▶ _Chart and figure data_
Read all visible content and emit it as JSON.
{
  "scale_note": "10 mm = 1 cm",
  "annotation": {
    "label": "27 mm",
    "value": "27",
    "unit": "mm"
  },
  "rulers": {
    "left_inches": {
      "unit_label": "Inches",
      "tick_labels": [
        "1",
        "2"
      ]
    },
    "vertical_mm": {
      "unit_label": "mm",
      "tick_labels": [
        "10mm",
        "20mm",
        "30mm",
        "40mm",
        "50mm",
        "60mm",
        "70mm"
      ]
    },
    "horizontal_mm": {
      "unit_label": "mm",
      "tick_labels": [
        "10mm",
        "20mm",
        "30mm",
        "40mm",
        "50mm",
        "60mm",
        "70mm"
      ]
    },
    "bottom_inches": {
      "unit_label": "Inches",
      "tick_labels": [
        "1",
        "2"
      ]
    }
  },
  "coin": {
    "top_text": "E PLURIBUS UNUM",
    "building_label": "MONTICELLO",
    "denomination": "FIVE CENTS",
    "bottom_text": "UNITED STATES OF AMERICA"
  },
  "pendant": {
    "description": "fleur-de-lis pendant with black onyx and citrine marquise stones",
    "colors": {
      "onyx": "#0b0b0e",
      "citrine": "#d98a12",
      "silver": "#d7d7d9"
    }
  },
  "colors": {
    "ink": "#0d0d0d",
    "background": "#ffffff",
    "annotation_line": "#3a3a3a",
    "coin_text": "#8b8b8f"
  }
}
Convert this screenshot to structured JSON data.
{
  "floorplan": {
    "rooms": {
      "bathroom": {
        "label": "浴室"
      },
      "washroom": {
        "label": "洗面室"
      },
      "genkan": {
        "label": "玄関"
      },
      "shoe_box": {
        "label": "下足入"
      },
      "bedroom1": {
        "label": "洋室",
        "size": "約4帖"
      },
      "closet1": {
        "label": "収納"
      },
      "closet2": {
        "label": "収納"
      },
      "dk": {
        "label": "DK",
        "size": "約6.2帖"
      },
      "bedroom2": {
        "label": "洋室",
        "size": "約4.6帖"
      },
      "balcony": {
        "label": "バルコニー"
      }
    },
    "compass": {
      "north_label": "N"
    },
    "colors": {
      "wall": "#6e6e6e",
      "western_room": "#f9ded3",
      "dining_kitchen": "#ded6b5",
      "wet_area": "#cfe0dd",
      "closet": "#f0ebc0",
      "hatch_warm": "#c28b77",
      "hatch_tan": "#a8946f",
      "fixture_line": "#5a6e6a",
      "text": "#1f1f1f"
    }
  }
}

▶ _GOAL_
Check each line of the material above for "onyx" and say how many lines contain it, giving the number alone.

▶ _EXERCISE RESULT_
2